What this task involves:
Pick out all lines of the entries that include the word "رسيم" and copy them.

Data excerpts:
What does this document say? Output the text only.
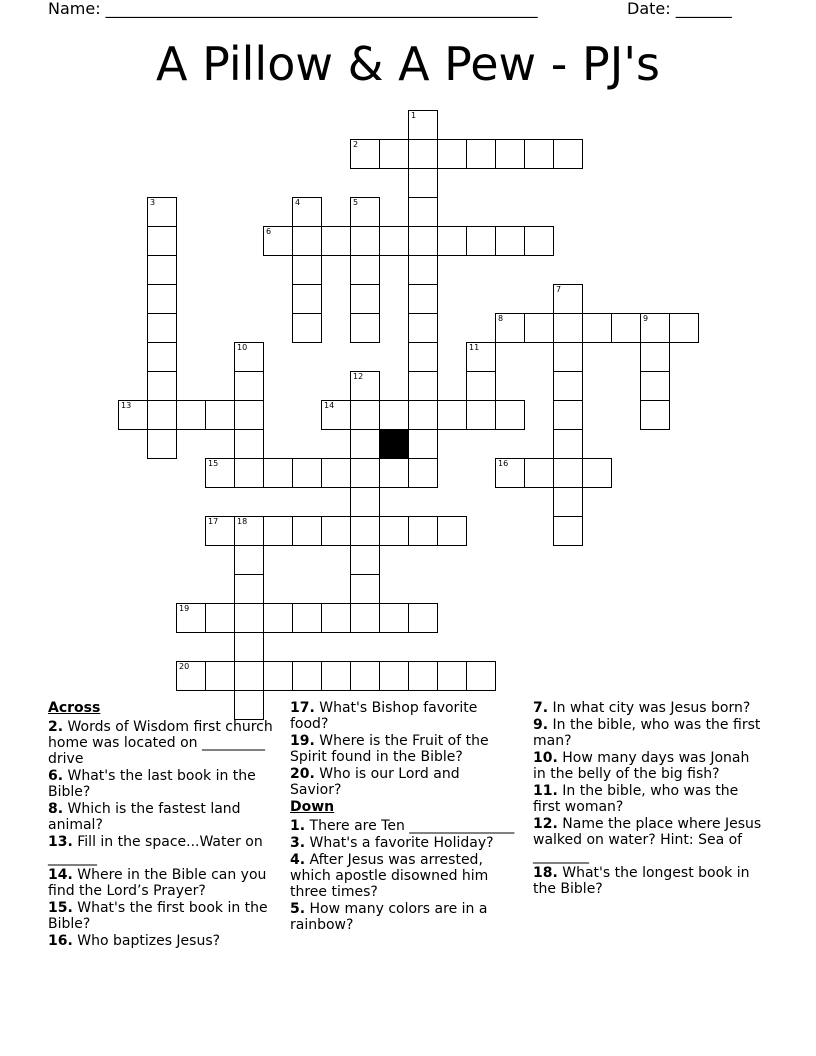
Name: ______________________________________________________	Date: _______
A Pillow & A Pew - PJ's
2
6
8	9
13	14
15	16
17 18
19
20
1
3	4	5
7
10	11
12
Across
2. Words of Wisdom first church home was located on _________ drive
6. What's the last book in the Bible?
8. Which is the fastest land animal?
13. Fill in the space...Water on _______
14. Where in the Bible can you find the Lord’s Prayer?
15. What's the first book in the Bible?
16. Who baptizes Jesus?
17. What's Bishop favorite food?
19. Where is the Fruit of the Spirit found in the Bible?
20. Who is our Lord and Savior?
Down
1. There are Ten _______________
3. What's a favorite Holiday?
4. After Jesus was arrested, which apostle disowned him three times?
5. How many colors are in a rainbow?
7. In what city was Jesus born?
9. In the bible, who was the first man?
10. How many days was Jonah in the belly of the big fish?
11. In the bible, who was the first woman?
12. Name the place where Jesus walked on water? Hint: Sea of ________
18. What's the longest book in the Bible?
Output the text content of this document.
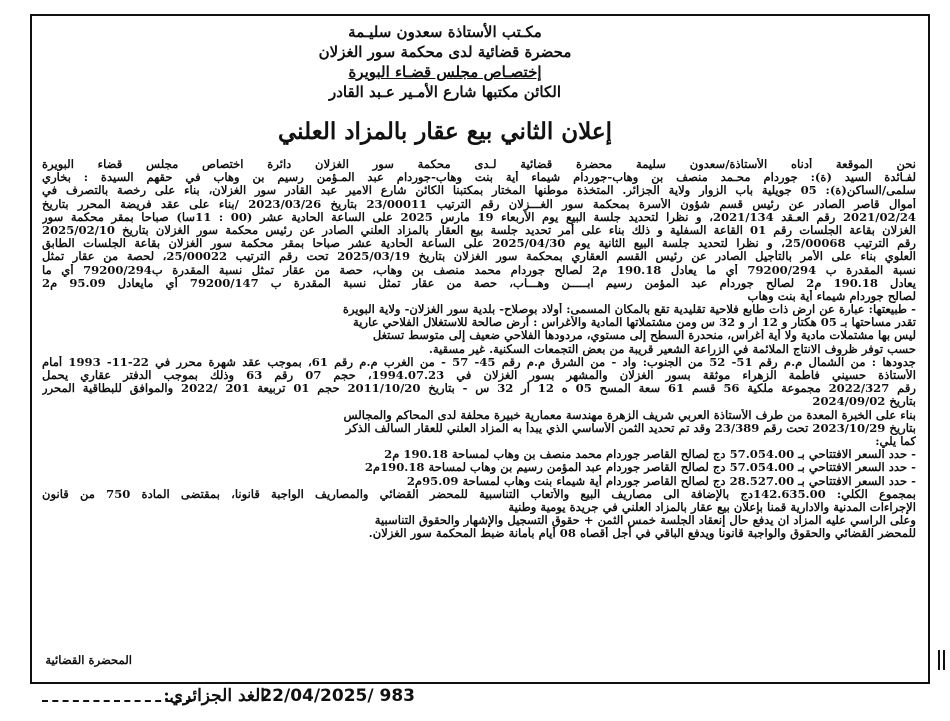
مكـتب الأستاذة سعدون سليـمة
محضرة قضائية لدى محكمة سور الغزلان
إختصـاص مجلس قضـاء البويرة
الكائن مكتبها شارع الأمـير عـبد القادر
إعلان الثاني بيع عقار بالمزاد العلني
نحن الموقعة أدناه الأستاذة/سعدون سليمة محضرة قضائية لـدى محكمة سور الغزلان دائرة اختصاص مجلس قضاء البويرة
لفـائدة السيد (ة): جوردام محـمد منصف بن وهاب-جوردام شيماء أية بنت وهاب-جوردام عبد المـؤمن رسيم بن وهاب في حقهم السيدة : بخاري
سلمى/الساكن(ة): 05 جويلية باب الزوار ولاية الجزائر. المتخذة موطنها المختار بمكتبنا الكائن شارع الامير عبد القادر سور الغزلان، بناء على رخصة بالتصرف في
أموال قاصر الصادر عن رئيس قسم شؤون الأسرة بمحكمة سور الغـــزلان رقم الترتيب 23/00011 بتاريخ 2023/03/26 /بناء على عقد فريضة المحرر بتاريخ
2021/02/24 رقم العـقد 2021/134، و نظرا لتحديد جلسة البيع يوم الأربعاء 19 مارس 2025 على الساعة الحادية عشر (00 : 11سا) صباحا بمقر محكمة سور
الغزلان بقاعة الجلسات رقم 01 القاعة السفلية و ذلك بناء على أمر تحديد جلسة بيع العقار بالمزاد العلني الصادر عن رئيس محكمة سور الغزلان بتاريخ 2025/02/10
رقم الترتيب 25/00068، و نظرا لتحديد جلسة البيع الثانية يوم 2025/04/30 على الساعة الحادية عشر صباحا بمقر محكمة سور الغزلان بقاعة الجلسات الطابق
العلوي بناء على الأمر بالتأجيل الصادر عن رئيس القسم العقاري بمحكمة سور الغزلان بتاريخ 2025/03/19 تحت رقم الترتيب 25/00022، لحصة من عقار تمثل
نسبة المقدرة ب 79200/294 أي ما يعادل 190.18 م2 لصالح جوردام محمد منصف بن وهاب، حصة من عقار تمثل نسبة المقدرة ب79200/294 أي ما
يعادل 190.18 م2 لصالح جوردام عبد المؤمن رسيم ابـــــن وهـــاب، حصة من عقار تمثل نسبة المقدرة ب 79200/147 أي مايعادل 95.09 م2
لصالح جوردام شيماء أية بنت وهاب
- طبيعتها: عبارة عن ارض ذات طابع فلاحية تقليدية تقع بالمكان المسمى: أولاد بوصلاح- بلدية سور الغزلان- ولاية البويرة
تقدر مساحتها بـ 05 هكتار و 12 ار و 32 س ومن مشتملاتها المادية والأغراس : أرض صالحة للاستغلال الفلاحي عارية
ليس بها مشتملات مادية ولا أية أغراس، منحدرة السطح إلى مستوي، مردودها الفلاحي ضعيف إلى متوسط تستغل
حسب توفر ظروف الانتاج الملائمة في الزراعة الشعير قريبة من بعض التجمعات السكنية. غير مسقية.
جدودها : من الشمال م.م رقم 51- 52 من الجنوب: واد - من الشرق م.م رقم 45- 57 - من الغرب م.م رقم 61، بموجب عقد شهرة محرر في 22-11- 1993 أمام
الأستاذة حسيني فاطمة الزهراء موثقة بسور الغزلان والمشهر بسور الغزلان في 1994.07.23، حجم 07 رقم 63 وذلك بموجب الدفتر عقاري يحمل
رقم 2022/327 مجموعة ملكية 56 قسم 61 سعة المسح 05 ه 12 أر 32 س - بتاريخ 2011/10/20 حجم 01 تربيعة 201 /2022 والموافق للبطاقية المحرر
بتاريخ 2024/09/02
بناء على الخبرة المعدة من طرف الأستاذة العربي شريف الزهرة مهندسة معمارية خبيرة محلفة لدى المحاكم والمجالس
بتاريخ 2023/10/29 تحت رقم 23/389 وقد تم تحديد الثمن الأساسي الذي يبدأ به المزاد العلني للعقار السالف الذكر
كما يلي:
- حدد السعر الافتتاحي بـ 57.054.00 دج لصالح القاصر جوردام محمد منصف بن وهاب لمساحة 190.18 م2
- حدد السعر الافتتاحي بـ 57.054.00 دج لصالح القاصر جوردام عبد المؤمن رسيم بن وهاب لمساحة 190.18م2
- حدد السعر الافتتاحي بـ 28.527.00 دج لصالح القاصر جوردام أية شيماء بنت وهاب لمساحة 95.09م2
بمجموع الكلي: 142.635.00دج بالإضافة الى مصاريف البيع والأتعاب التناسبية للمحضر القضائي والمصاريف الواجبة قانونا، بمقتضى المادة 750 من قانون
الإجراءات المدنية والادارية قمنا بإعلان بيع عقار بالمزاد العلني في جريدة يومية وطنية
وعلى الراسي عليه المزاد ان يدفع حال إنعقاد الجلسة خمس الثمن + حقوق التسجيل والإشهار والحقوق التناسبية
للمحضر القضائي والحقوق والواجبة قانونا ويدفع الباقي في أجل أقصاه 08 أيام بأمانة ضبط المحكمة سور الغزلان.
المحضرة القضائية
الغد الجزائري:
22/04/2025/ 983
==
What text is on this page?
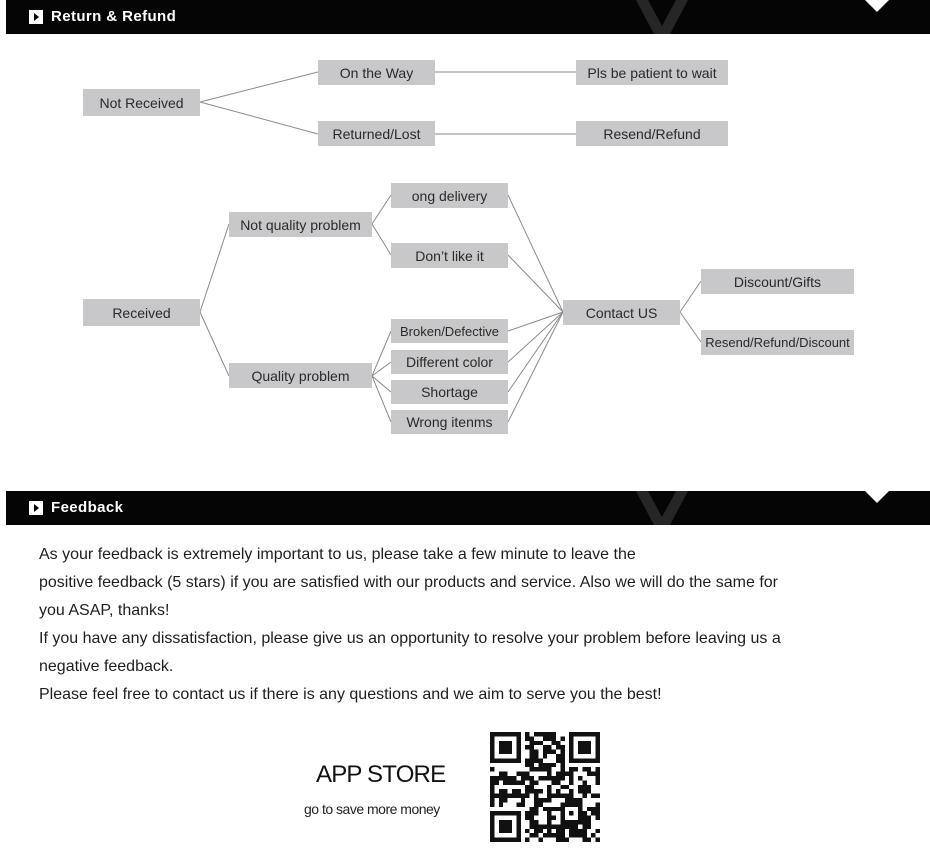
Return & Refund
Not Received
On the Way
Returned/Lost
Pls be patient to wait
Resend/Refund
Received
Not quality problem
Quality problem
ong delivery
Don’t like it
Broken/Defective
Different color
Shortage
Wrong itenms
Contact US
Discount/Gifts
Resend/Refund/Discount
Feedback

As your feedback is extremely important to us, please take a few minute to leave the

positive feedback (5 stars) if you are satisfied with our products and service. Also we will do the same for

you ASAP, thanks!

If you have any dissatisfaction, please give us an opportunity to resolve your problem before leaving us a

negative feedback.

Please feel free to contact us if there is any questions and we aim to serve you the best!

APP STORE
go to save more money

Solution:
لفـائدة السيد (ة): جوردام محـمد منصف بن وهاب-جوردام شيماء أية بنت وهاب-جوردام عبد المـؤمن رسيم بن وهاب في حقهم السيدة : بخاري
يعادل 190.18 م2 لصالح جوردام عبد المؤمن رسيم ابـــــن وهـــاب، حصة من عقار تمثل نسبة المقدرة ب 79200/147 أي مايعادل 95.09 م2
- حدد السعر الافتتاحي بـ 57.054.00 دج لصالح القاصر جوردام عبد المؤمن رسيم بن وهاب لمساحة 190.18م2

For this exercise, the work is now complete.